◆ **TASK REQUIREMENTS**
Provide the count of lines that hold "title" and no other output.

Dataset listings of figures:
■ ■ ■ ■ ■ ■ ■
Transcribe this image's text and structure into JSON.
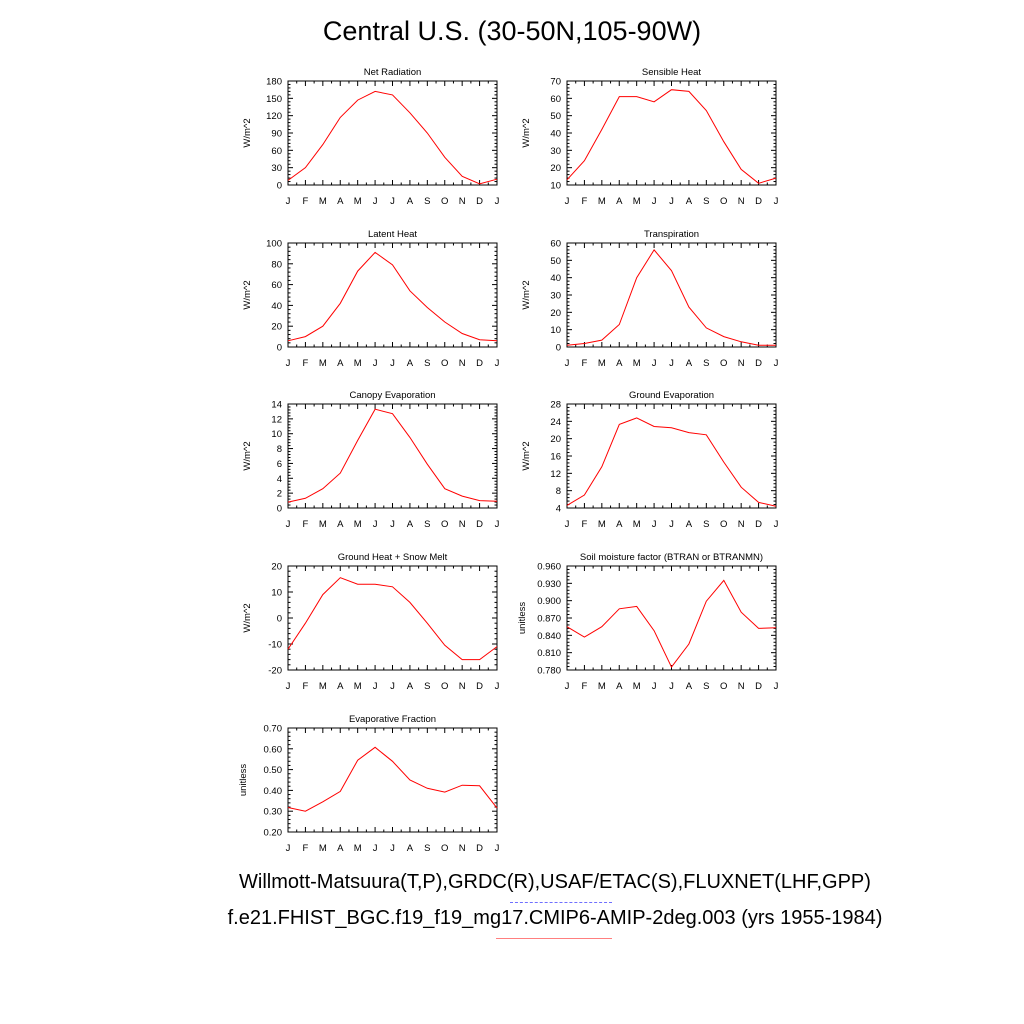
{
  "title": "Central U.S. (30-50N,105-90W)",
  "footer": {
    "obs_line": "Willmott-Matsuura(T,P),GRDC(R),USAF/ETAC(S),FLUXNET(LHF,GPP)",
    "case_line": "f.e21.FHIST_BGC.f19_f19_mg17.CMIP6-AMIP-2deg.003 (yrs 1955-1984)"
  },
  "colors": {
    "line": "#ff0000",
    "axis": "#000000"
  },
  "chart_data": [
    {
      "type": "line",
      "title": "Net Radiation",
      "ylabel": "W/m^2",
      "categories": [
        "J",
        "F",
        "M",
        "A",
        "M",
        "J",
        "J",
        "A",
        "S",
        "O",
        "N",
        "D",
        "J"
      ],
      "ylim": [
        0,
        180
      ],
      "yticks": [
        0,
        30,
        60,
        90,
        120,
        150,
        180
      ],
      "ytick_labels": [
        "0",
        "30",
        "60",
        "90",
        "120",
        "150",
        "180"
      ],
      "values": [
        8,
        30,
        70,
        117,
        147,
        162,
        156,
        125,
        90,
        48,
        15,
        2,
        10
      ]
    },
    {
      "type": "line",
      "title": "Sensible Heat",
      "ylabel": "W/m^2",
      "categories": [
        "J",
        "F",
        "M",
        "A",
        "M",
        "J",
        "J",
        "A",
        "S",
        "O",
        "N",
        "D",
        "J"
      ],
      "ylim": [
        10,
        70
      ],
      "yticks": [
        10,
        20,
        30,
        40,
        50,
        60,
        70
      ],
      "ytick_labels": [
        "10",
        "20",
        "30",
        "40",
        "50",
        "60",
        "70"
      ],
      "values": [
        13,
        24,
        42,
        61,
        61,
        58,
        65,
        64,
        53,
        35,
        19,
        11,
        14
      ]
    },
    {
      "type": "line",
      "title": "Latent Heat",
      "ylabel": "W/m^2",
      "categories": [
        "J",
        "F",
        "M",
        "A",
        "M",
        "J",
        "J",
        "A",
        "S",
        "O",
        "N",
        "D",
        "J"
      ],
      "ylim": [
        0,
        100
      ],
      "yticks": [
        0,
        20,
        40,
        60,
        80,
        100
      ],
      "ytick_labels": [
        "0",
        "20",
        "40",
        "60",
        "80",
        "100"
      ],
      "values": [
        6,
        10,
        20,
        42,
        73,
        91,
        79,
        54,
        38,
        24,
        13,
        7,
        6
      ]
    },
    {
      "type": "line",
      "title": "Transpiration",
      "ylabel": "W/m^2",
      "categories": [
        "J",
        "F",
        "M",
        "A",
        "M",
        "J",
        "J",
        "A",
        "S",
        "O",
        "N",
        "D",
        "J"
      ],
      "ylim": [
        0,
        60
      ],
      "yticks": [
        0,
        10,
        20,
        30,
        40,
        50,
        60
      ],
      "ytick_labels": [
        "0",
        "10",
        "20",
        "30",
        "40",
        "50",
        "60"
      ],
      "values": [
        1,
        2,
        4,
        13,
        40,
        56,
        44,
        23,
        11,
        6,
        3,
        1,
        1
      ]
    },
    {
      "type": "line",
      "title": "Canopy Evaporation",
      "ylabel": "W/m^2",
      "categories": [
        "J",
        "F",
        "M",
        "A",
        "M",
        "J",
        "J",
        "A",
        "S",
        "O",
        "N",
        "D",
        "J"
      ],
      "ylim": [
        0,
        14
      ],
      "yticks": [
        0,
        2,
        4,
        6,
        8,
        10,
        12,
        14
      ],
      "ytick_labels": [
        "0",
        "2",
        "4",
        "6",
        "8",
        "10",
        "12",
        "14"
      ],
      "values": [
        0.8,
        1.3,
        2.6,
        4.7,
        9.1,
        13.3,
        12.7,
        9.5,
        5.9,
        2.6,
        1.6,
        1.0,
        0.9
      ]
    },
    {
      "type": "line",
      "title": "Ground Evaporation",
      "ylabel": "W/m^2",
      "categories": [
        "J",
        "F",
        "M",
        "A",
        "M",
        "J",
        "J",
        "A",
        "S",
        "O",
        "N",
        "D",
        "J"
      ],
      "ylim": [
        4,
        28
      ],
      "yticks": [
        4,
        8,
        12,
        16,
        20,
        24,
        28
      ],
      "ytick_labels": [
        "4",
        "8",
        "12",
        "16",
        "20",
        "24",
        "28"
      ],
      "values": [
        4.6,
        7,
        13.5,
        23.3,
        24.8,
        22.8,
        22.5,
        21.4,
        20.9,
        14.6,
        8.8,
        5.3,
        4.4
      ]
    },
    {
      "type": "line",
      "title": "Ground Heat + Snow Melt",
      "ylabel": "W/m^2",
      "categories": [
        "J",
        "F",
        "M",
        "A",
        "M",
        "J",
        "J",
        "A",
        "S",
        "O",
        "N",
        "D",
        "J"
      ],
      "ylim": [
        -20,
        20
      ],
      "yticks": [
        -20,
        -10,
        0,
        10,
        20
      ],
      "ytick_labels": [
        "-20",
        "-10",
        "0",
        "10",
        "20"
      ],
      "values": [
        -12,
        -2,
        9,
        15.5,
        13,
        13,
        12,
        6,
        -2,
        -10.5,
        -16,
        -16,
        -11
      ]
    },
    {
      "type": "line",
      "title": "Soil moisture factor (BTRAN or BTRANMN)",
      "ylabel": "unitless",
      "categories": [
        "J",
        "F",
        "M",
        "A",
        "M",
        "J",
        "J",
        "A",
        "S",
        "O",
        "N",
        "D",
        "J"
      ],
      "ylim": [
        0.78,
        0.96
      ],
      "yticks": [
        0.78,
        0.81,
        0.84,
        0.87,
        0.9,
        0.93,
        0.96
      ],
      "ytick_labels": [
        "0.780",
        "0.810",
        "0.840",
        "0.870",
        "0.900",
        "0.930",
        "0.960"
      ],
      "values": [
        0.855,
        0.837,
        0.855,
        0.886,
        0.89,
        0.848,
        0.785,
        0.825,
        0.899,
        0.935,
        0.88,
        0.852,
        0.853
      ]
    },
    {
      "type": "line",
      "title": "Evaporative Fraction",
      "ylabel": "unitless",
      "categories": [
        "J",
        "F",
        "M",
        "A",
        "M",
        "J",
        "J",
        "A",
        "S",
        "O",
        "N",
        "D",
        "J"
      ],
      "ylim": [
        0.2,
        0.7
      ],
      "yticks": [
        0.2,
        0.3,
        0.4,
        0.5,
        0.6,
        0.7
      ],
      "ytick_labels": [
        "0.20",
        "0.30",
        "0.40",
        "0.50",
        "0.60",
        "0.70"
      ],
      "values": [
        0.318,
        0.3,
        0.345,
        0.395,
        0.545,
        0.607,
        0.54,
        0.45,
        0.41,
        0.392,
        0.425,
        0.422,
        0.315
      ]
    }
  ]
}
■ ■ ■ ■ ■ ■ ■
◆ **WRITTEN ANSWER**
10